Listed records:
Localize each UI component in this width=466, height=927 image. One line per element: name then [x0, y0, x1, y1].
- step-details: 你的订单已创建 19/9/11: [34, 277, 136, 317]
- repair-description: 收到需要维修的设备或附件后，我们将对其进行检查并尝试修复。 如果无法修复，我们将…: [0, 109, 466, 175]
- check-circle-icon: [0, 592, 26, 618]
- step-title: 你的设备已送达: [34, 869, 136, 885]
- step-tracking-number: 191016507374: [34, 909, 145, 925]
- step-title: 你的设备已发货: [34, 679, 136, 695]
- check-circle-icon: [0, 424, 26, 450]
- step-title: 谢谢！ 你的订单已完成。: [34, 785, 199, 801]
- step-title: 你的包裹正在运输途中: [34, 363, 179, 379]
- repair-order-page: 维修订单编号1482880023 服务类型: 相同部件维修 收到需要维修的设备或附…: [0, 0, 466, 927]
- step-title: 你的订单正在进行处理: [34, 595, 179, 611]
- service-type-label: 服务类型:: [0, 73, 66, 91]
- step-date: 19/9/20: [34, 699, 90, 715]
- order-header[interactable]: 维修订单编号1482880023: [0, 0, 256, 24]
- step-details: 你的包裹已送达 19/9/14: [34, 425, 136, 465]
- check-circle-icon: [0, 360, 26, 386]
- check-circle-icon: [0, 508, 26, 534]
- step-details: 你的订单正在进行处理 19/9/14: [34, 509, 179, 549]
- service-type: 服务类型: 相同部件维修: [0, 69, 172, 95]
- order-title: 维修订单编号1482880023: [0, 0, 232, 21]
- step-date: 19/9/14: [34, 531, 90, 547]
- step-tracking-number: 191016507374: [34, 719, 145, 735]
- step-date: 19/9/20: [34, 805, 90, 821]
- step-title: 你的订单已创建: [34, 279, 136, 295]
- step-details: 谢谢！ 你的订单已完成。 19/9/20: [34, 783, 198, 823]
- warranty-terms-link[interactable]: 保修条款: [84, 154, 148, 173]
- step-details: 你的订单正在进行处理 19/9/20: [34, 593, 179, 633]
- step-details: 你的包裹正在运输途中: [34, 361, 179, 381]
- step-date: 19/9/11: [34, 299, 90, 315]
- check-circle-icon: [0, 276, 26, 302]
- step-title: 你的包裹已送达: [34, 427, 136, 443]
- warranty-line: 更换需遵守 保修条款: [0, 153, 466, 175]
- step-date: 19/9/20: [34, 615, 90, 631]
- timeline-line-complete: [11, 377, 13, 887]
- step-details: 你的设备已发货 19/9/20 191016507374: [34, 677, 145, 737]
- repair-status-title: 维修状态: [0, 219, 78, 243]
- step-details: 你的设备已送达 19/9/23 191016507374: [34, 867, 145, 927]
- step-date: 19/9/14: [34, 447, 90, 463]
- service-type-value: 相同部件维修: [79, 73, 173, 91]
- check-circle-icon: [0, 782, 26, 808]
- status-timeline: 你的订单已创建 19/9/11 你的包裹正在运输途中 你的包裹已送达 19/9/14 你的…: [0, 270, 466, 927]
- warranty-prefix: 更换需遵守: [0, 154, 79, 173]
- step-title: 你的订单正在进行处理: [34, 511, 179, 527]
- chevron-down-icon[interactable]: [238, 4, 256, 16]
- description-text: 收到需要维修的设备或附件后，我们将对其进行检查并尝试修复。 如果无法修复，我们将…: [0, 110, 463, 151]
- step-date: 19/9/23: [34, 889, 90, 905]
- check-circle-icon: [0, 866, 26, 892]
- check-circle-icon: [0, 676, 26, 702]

Goal: Update the lines from the first one through the line containing "- service-type-label: 服务类型:: [0, 73, 66, 91]", changing "step-title" to "stage-title" and keeping everything else the same. Return only those lines.

Answer to the task:
Localize each UI component in this width=466, height=927 image. One line per element: name then [x0, y0, x1, y1].
- step-details: 你的订单已创建 19/9/11: [34, 277, 136, 317]
- repair-description: 收到需要维修的设备或附件后，我们将对其进行检查并尝试修复。 如果无法修复，我们将…: [0, 109, 466, 175]
- check-circle-icon: [0, 592, 26, 618]
- stage-title: 你的设备已送达: [34, 869, 136, 885]
- step-tracking-number: 191016507374: [34, 909, 145, 925]
- stage-title: 你的设备已发货: [34, 679, 136, 695]
- check-circle-icon: [0, 424, 26, 450]
- stage-title: 谢谢！ 你的订单已完成。: [34, 785, 199, 801]
- stage-title: 你的包裹正在运输途中: [34, 363, 179, 379]
- repair-order-page: 维修订单编号1482880023 服务类型: 相同部件维修 收到需要维修的设备或附…: [0, 0, 466, 927]
- stage-title: 你的订单正在进行处理: [34, 595, 179, 611]
- service-type-label: 服务类型:: [0, 73, 66, 91]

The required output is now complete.